**** Records for the exercise

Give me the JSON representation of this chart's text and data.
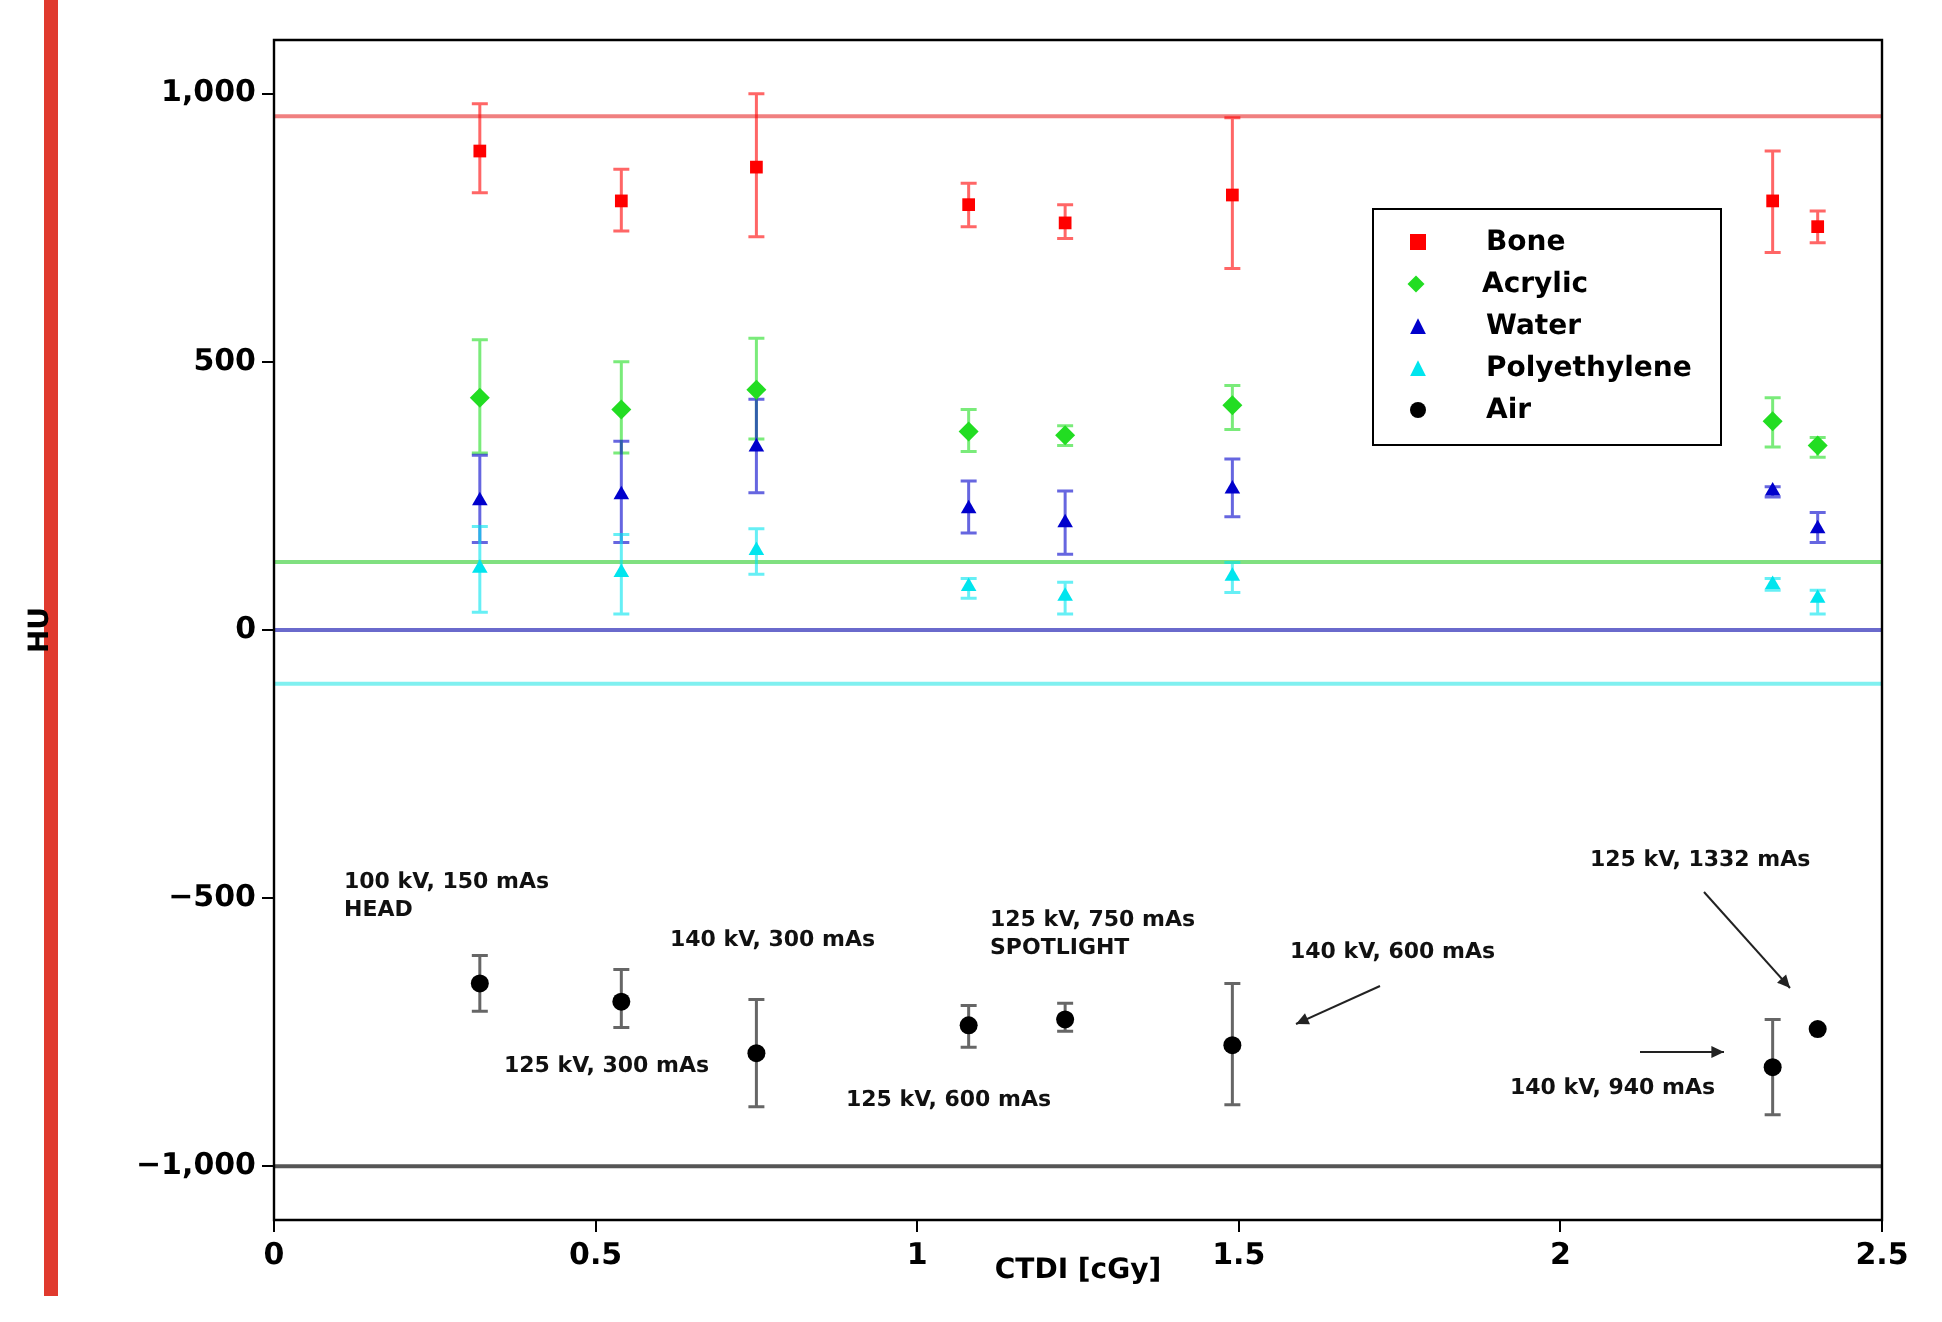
{
  "chart_data": {
    "type": "scatter",
    "xlabel": "CTDI [cGy]",
    "ylabel": "HU",
    "x": [
      0.32,
      0.54,
      0.75,
      1.08,
      1.23,
      1.49,
      2.33,
      2.4
    ],
    "xlim": [
      0,
      2.5
    ],
    "xticks": [
      0,
      0.5,
      1,
      1.5,
      2,
      2.5
    ],
    "ylim": [
      -1100,
      1100
    ],
    "yticks": [
      {
        "value": -1000,
        "label": "−1,000"
      },
      {
        "value": -500,
        "label": "−500"
      },
      0,
      500,
      {
        "value": 1000,
        "label": "1,000"
      }
    ],
    "grid": false,
    "legend": "top right",
    "series": [
      {
        "name": "Bone",
        "color": "#ff0000",
        "marker": "square",
        "values": [
          893,
          800,
          863,
          793,
          759,
          811,
          800,
          752
        ],
        "errors": [
          [
            815,
            981
          ],
          [
            744,
            859
          ],
          [
            733,
            1000
          ],
          [
            752,
            833
          ],
          [
            730,
            793
          ],
          [
            674,
            955
          ],
          [
            704,
            893
          ],
          [
            722,
            781
          ]
        ]
      },
      {
        "name": "Acrylic",
        "color": "#22dd22",
        "marker": "diamond",
        "values": [
          433,
          411,
          448,
          370,
          363,
          419,
          389,
          344
        ],
        "errors": [
          [
            330,
            541
          ],
          [
            330,
            500
          ],
          [
            356,
            544
          ],
          [
            333,
            411
          ],
          [
            344,
            381
          ],
          [
            374,
            456
          ],
          [
            341,
            433
          ],
          [
            322,
            359
          ]
        ]
      },
      {
        "name": "Water",
        "color": "#0000cc",
        "marker": "triangle",
        "values": [
          241,
          252,
          341,
          226,
          200,
          263,
          259,
          189
        ],
        "errors": [
          [
            163,
            326
          ],
          [
            163,
            352
          ],
          [
            256,
            430
          ],
          [
            181,
            278
          ],
          [
            141,
            259
          ],
          [
            211,
            319
          ],
          [
            248,
            267
          ],
          [
            163,
            219
          ]
        ]
      },
      {
        "name": "Polyethylene",
        "color": "#00e5ee",
        "marker": "triangle",
        "values": [
          115,
          107,
          148,
          81,
          63,
          100,
          85,
          59
        ],
        "errors": [
          [
            33,
            193
          ],
          [
            30,
            178
          ],
          [
            104,
            189
          ],
          [
            59,
            96
          ],
          [
            30,
            89
          ],
          [
            70,
            126
          ],
          [
            74,
            96
          ],
          [
            30,
            74
          ]
        ]
      },
      {
        "name": "Air",
        "color": "#000000",
        "marker": "circle",
        "values": [
          -659,
          -693,
          -789,
          -737,
          -726,
          -774,
          -815,
          -744
        ],
        "errors": [
          [
            -711,
            -607
          ],
          [
            -741,
            -633
          ],
          [
            -889,
            -689
          ],
          [
            -778,
            -700
          ],
          [
            -748,
            -696
          ],
          [
            -885,
            -659
          ],
          [
            -904,
            -726
          ],
          null
        ]
      }
    ],
    "ref_lines": [
      {
        "axis": "y",
        "value": 958,
        "color": "#f08080"
      },
      {
        "axis": "y",
        "value": 127,
        "color": "#80e080"
      },
      {
        "axis": "y",
        "value": 0,
        "color": "#6a6acc"
      },
      {
        "axis": "y",
        "value": -100,
        "color": "#80f0f0"
      },
      {
        "axis": "y",
        "value": -1000,
        "color": "#555555"
      }
    ],
    "annotations": [
      "100 kV, 150 mAs\nHEAD",
      "125 kV, 300 mAs",
      "140 kV, 300 mAs",
      "125 kV, 600 mAs",
      "125 kV, 750 mAs\nSPOTLIGHT",
      "140 kV, 600 mAs",
      "125 kV, 1332 mAs",
      "140 kV, 940 mAs"
    ]
  }
}
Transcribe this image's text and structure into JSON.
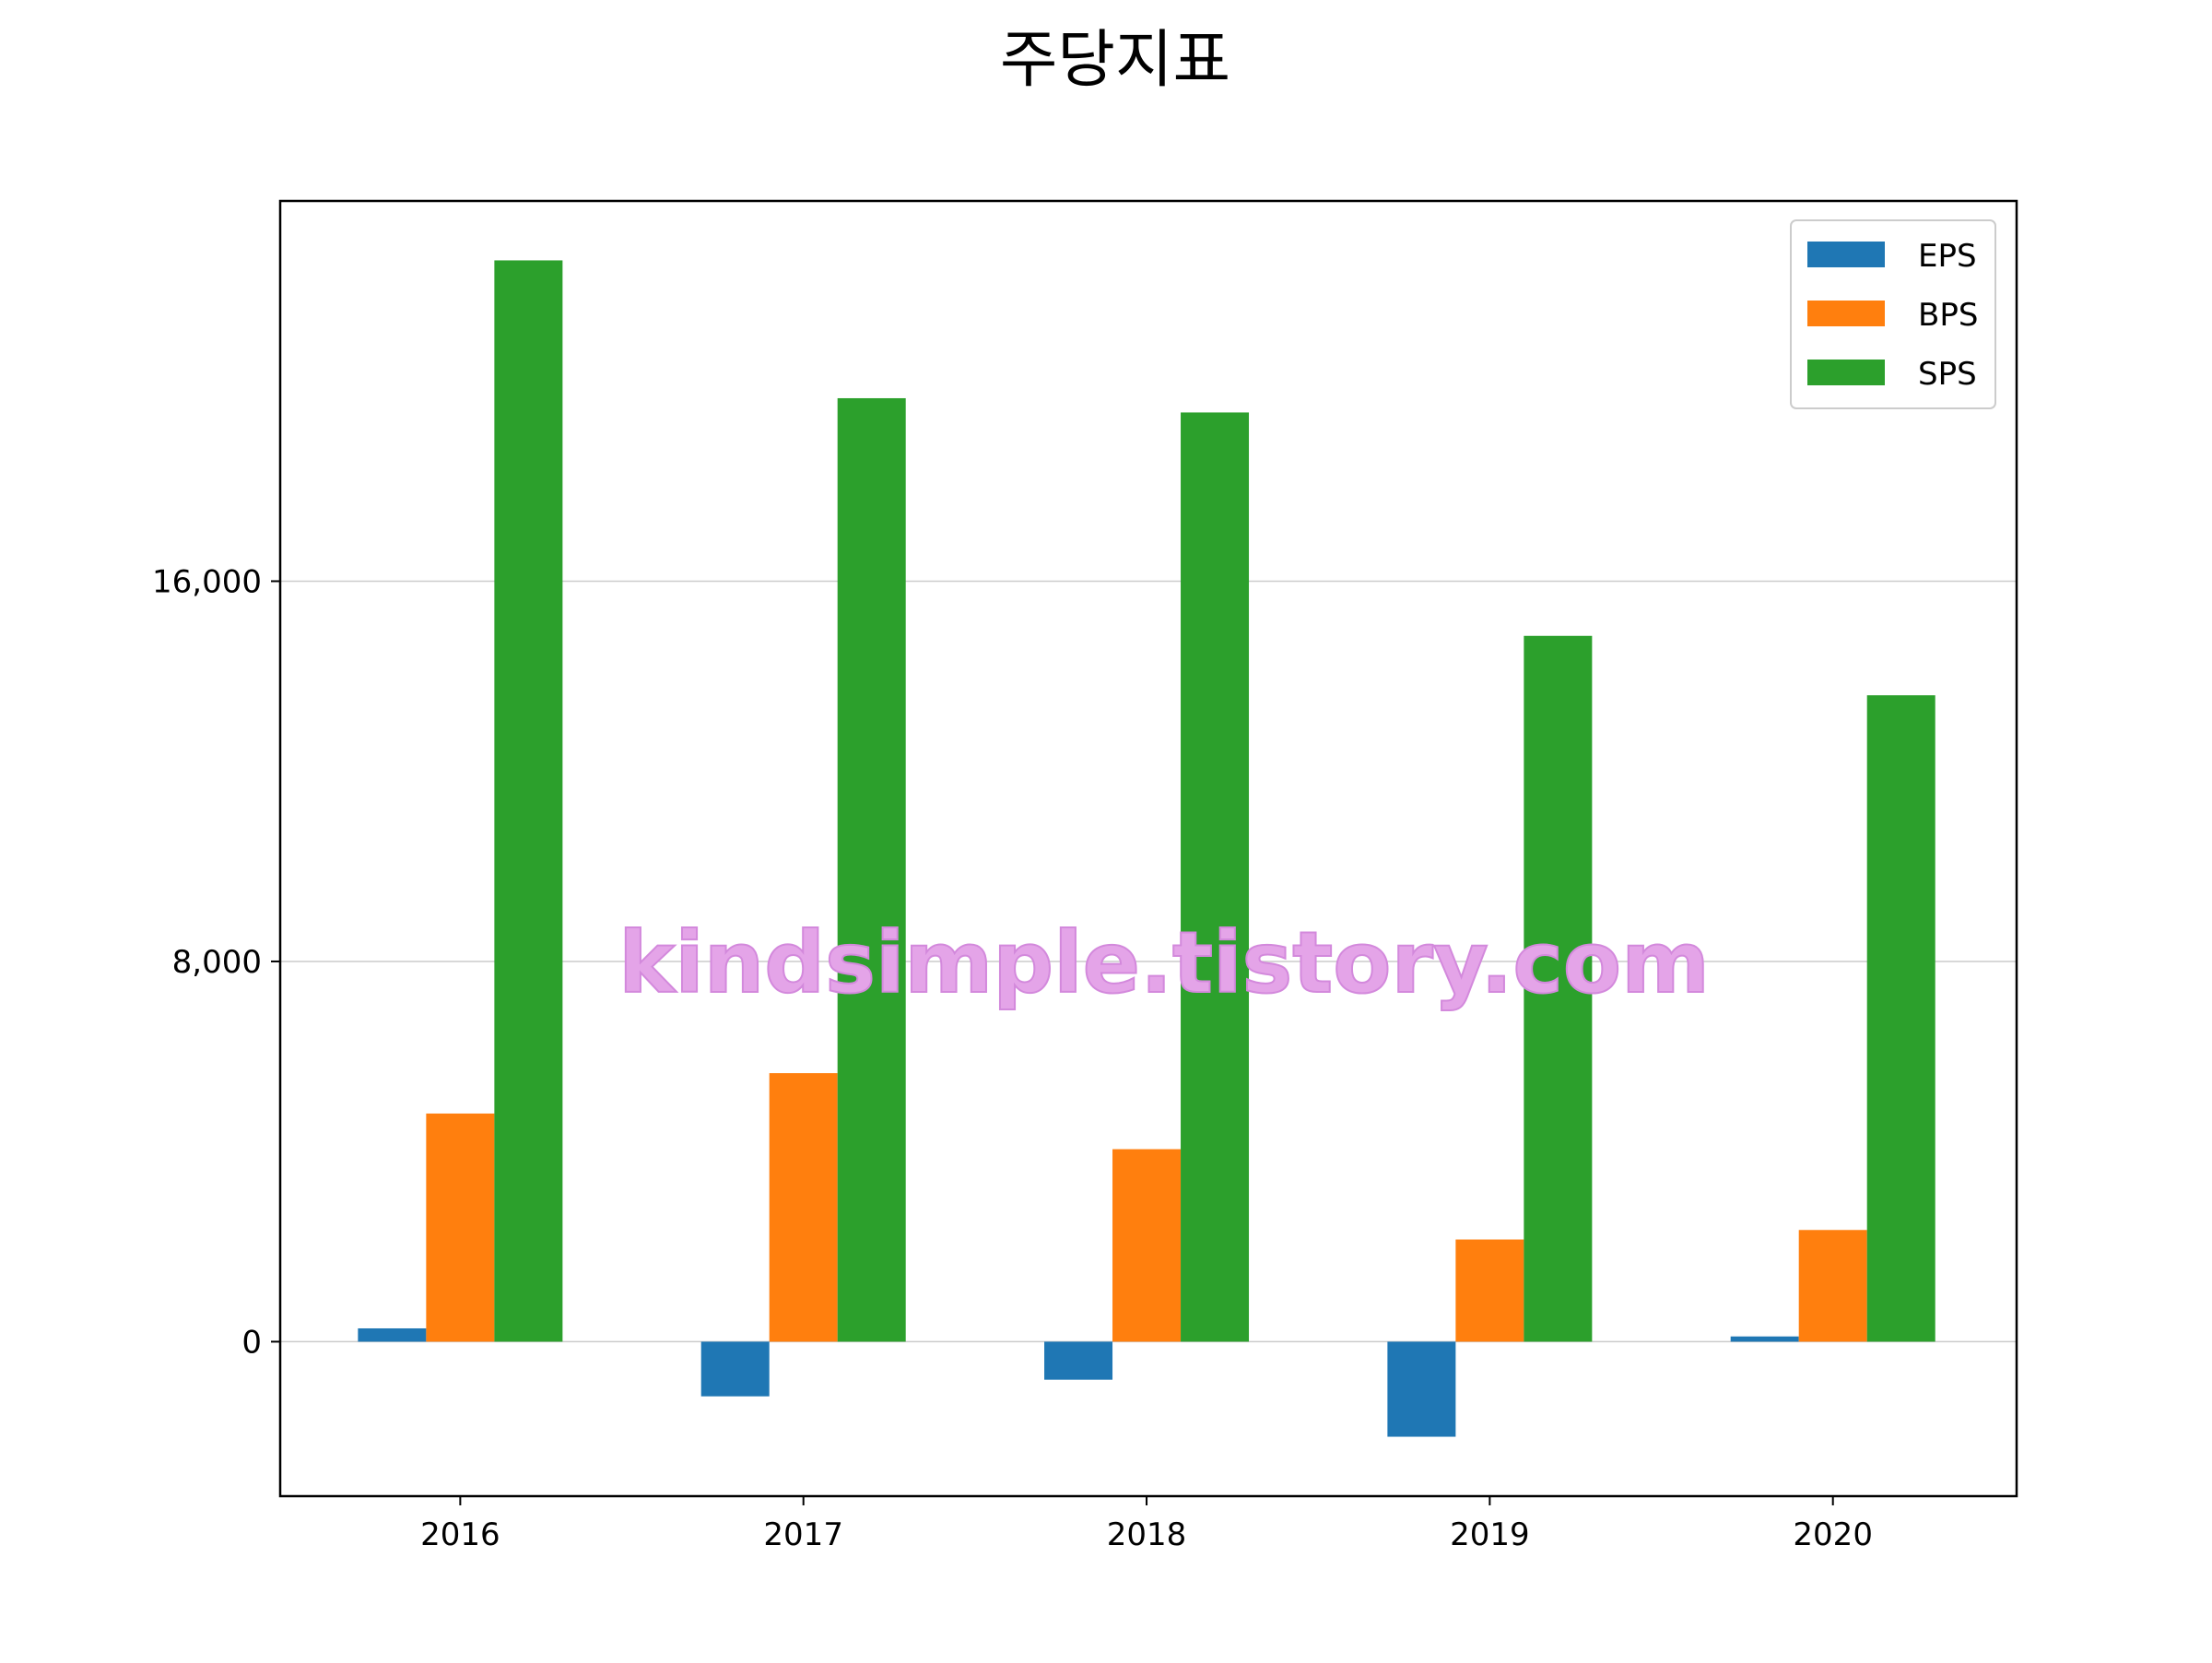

********

● **Work instructions**
All the lines above are to be given again exactly as they read, with the pictures removed.

● **Exercise result**
Give me the JSON representation of this chart's text and data.
{
  "chart_data": {
    "type": "scatter",
    "xlabel": "CTDI [cGy]",
    "ylabel": "HU",
    "x": [
      0.32,
      0.54,
      0.75,
      1.08,
      1.23,
      1.49,
      2.33,
      2.4
    ],
    "xlim": [
      0,
      2.5
    ],
    "xticks": [
      0,
      0.5,
      1,
      1.5,
      2,
      2.5
    ],
    "ylim": [
      -1100,
      1100
    ],
    "yticks": [
      {
        "value": -1000,
        "label": "−1,000"
      },
      {
        "value": -500,
        "label": "−500"
      },
      0,
      500,
      {
        "value": 1000,
        "label": "1,000"
      }
    ],
    "grid": false,
    "legend": "top right",
    "series": [
      {
        "name": "Bone",
        "color": "#ff0000",
        "marker": "square",
        "values": [
          893,
          800,
          863,
          793,
          759,
          811,
          800,
          752
        ],
        "errors": [
          [
            815,
            981
          ],
          [
            744,
            859
          ],
          [
            733,
            1000
          ],
          [
            752,
            833
          ],
          [
            730,
            793
          ],
          [
            674,
            955
          ],
          [
            704,
            893
          ],
          [
            722,
            781
          ]
        ]
      },
      {
        "name": "Acrylic",
        "color": "#22dd22",
        "marker": "diamond",
        "values": [
          433,
          411,
          448,
          370,
          363,
          419,
          389,
          344
        ],
        "errors": [
          [
            330,
            541
          ],
          [
            330,
            500
          ],
          [
            356,
            544
          ],
          [
            333,
            411
          ],
          [
            344,
            381
          ],
          [
            374,
            456
          ],
          [
            341,
            433
          ],
          [
            322,
            359
          ]
        ]
      },
      {
        "name": "Water",
        "color": "#0000cc",
        "marker": "triangle",
        "values": [
          241,
          252,
          341,
          226,
          200,
          263,
          259,
          189
        ],
        "errors": [
          [
            163,
            326
          ],
          [
            163,
            352
          ],
          [
            256,
            430
          ],
          [
            181,
            278
          ],
          [
            141,
            259
          ],
          [
            211,
            319
          ],
          [
            248,
            267
          ],
          [
            163,
            219
          ]
        ]
      },
      {
        "name": "Polyethylene",
        "color": "#00e5ee",
        "marker": "triangle",
        "values": [
          115,
          107,
          148,
          81,
          63,
          100,
          85,
          59
        ],
        "errors": [
          [
            33,
            193
          ],
          [
            30,
            178
          ],
          [
            104,
            189
          ],
          [
            59,
            96
          ],
          [
            30,
            89
          ],
          [
            70,
            126
          ],
          [
            74,
            96
          ],
          [
            30,
            74
          ]
        ]
      },
      {
        "name": "Air",
        "color": "#000000",
        "marker": "circle",
        "values": [
          -659,
          -693,
          -789,
          -737,
          -726,
          -774,
          -815,
          -744
        ],
        "errors": [
          [
            -711,
            -607
          ],
          [
            -741,
            -633
          ],
          [
            -889,
            -689
          ],
          [
            -778,
            -700
          ],
          [
            -748,
            -696
          ],
          [
            -885,
            -659
          ],
          [
            -904,
            -726
          ],
          null
        ]
      }
    ],
    "ref_lines": [
      {
        "axis": "y",
        "value": 958,
        "color": "#f08080"
      },
      {
        "axis": "y",
        "value": 127,
        "color": "#80e080"
      },
      {
        "axis": "y",
        "value": 0,
        "color": "#6a6acc"
      },
      {
        "axis": "y",
        "value": -100,
        "color": "#80f0f0"
      },
      {
        "axis": "y",
        "value": -1000,
        "color": "#555555"
      }
    ],
    "annotations": [
      "100 kV, 150 mAs\nHEAD",
      "125 kV, 300 mAs",
      "140 kV, 300 mAs",
      "125 kV, 600 mAs",
      "125 kV, 750 mAs\nSPOTLIGHT",
      "140 kV, 600 mAs",
      "125 kV, 1332 mAs",
      "140 kV, 940 mAs"
    ]
  }
}
Transcribe this image's text and structure into JSON.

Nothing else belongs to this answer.